What to do:
Copy each line holding the string "专业烹饪".

(Dataset records)
##########
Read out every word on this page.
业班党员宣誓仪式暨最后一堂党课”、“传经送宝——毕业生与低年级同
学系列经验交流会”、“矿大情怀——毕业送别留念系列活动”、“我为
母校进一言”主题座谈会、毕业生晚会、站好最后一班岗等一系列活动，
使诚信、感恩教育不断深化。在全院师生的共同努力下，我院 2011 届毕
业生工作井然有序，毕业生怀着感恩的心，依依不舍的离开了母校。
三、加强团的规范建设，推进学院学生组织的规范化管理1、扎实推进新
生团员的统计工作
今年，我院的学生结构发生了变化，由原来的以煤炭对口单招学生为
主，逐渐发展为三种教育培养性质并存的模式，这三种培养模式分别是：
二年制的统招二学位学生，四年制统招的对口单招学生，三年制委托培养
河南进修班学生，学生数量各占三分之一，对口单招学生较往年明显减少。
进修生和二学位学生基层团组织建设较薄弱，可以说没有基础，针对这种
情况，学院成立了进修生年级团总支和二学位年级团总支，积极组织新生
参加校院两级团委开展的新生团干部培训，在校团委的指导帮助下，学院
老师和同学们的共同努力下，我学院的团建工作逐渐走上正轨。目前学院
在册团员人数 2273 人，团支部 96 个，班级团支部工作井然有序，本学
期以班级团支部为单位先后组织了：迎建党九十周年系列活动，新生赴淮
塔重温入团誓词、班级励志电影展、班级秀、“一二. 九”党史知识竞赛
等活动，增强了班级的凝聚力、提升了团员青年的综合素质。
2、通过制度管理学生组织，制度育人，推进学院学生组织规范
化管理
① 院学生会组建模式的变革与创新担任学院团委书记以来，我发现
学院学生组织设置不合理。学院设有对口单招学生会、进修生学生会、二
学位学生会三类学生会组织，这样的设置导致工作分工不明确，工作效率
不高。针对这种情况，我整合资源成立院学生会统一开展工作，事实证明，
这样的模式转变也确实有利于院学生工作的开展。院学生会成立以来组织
##########
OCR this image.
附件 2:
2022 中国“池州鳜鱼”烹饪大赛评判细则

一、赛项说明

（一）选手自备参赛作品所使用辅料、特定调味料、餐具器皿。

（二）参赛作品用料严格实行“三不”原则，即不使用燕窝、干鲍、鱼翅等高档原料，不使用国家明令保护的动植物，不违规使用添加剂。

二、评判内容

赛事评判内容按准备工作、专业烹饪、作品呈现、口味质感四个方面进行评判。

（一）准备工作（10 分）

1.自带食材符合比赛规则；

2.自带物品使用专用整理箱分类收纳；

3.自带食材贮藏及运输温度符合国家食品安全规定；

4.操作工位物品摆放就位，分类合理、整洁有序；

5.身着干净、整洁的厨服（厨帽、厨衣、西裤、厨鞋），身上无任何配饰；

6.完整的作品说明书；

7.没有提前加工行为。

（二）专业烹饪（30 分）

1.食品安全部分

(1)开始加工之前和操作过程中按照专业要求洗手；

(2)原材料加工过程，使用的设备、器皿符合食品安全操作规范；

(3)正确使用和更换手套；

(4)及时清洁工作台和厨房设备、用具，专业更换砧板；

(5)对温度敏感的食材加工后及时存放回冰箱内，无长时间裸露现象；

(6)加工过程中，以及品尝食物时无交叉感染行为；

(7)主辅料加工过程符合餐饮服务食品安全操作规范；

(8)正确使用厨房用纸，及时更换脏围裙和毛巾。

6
##########
Task response:
赛事评判内容按准备工作、专业烹饪、作品呈现、口味质感四个方面进行评判。
（二）专业烹饪（30 分）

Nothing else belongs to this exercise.